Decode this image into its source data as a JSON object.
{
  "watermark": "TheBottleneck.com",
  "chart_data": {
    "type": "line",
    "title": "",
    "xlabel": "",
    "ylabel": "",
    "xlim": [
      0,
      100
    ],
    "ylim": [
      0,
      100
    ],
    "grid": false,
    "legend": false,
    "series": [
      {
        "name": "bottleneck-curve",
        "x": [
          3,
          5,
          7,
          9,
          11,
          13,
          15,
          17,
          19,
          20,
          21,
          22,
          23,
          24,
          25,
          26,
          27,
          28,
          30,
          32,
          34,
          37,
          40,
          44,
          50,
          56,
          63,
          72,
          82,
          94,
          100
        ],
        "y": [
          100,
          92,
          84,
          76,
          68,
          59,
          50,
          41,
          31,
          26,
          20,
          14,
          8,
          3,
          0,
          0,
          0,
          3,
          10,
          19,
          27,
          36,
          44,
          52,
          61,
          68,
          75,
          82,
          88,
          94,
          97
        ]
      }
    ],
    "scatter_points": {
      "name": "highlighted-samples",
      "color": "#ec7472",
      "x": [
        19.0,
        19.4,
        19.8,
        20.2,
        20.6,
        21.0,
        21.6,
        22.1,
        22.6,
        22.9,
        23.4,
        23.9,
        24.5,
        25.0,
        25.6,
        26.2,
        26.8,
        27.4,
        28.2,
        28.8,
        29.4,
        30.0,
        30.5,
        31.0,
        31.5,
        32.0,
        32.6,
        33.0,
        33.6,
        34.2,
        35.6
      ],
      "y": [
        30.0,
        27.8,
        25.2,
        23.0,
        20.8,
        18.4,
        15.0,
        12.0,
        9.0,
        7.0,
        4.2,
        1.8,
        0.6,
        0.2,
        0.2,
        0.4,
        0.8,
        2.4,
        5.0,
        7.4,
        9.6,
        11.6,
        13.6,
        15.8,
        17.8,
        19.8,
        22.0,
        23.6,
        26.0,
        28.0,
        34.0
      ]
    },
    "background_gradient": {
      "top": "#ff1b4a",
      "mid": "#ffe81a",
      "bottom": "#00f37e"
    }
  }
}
□ □ □ □
*Aim:* Make an exact copy of the material above.

*Correct result:*
Decode this image into its source data as a JSON object.
{
  "watermark": "TheBottleneck.com",
  "chart_data": {
    "type": "line",
    "title": "",
    "xlabel": "",
    "ylabel": "",
    "xlim": [
      0,
      100
    ],
    "ylim": [
      0,
      100
    ],
    "grid": false,
    "legend": false,
    "series": [
      {
        "name": "bottleneck-curve",
        "x": [
          3,
          5,
          7,
          9,
          11,
          13,
          15,
          17,
          19,
          20,
          21,
          22,
          23,
          24,
          25,
          26,
          27,
          28,
          30,
          32,
          34,
          37,
          40,
          44,
          50,
          56,
          63,
          72,
          82,
          94,
          100
        ],
        "y": [
          100,
          92,
          84,
          76,
          68,
          59,
          50,
          41,
          31,
          26,
          20,
          14,
          8,
          3,
          0,
          0,
          0,
          3,
          10,
          19,
          27,
          36,
          44,
          52,
          61,
          68,
          75,
          82,
          88,
          94,
          97
        ]
      }
    ],
    "scatter_points": {
      "name": "highlighted-samples",
      "color": "#ec7472",
      "x": [
        19.0,
        19.4,
        19.8,
        20.2,
        20.6,
        21.0,
        21.6,
        22.1,
        22.6,
        22.9,
        23.4,
        23.9,
        24.5,
        25.0,
        25.6,
        26.2,
        26.8,
        27.4,
        28.2,
        28.8,
        29.4,
        30.0,
        30.5,
        31.0,
        31.5,
        32.0,
        32.6,
        33.0,
        33.6,
        34.2,
        35.6
      ],
      "y": [
        30.0,
        27.8,
        25.2,
        23.0,
        20.8,
        18.4,
        15.0,
        12.0,
        9.0,
        7.0,
        4.2,
        1.8,
        0.6,
        0.2,
        0.2,
        0.4,
        0.8,
        2.4,
        5.0,
        7.4,
        9.6,
        11.6,
        13.6,
        15.8,
        17.8,
        19.8,
        22.0,
        23.6,
        26.0,
        28.0,
        34.0
      ]
    },
    "background_gradient": {
      "top": "#ff1b4a",
      "mid": "#ffe81a",
      "bottom": "#00f37e"
    }
  }
}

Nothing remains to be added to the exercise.